=== Material for this task ===

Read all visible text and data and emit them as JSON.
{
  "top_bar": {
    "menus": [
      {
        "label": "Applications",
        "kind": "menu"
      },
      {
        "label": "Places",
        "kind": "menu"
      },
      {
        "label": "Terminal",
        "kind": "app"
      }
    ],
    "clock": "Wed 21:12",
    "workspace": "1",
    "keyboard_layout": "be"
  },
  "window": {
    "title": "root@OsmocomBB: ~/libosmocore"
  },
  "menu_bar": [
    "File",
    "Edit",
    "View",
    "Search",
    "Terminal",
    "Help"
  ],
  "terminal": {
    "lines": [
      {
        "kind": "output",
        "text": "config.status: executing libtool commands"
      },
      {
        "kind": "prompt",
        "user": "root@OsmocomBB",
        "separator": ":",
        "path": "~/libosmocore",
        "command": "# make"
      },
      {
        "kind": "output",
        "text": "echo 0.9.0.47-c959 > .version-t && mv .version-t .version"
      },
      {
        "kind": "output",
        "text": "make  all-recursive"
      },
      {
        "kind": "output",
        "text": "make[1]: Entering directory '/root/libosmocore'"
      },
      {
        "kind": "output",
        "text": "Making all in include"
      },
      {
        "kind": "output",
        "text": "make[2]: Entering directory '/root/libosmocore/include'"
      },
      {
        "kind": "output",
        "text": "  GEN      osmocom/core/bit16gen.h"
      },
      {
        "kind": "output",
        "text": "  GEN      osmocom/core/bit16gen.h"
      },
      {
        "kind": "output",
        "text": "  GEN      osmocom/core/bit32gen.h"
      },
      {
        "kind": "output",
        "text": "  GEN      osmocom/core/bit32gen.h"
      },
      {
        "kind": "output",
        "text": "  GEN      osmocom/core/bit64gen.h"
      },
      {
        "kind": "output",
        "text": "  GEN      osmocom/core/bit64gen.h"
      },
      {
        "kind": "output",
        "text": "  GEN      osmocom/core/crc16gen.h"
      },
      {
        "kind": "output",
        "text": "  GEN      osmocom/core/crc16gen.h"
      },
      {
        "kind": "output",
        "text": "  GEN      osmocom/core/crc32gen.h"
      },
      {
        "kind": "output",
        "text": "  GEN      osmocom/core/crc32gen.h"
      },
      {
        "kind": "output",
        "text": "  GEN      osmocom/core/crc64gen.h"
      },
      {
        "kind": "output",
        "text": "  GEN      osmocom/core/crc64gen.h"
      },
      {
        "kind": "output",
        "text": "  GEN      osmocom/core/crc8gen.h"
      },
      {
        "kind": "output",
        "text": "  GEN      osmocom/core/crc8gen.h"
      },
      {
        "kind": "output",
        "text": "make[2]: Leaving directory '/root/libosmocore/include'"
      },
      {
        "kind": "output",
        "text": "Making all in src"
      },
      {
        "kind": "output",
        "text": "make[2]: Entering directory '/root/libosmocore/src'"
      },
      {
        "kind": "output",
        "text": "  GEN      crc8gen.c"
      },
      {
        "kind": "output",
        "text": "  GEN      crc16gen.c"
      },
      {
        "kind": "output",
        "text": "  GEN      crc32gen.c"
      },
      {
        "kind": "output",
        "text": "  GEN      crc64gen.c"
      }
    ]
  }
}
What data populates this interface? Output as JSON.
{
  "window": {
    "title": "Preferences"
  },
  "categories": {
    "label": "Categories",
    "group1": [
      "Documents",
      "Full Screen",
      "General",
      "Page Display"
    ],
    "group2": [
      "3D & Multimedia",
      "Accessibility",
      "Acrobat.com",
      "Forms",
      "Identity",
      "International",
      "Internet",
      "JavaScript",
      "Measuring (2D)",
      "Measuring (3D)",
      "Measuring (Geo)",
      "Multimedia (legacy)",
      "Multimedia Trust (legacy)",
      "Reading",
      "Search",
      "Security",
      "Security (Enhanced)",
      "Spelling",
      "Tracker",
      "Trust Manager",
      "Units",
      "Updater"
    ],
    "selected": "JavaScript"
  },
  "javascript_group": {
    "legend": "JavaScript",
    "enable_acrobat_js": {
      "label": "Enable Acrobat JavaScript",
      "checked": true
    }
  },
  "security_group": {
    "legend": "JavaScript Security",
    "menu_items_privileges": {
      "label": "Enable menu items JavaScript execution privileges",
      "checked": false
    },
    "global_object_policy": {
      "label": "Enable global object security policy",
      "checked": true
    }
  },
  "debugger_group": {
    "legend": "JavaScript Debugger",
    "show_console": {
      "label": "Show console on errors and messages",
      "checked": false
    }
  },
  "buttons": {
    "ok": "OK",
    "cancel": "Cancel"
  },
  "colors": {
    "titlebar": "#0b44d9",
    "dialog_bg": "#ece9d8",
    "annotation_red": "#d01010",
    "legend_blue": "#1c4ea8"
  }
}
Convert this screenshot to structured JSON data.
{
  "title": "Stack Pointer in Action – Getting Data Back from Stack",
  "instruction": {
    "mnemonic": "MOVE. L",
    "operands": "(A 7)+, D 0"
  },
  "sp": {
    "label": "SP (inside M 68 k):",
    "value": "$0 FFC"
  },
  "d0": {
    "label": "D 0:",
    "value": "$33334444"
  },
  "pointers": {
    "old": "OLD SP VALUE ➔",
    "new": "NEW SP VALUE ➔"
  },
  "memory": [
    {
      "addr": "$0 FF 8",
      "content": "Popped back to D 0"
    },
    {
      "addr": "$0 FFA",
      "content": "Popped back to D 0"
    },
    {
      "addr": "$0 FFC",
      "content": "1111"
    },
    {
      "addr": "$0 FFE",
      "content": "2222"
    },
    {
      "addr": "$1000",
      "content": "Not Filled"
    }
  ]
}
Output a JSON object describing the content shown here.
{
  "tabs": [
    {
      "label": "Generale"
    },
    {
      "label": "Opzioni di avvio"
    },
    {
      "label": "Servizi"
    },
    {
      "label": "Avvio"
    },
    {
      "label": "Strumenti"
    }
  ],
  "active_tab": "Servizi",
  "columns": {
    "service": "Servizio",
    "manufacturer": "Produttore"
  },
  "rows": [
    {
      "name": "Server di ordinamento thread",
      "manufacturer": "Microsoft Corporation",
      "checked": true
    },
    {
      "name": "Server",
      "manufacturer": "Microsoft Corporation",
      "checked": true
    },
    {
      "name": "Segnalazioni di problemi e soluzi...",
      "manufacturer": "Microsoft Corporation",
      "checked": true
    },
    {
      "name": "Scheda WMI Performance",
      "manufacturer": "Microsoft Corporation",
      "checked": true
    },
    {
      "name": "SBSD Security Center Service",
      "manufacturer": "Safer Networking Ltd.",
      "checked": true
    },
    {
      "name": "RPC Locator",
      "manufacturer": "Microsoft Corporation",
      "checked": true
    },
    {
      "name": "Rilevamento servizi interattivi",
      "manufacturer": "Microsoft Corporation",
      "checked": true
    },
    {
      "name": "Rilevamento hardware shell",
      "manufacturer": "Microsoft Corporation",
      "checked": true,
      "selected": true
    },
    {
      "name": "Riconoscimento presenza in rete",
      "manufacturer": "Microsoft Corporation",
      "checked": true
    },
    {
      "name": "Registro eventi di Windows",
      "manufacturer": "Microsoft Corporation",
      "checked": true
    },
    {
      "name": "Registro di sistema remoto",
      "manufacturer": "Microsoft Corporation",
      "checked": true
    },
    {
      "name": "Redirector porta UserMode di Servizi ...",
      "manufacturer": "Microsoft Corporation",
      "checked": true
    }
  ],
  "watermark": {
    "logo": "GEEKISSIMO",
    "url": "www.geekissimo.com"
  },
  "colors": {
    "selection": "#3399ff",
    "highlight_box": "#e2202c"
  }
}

===

# Given problem
List the lines of the entries that include "Server".

# Answer to the task
      "name": "Server di ordinamento thread",
      "name": "Server",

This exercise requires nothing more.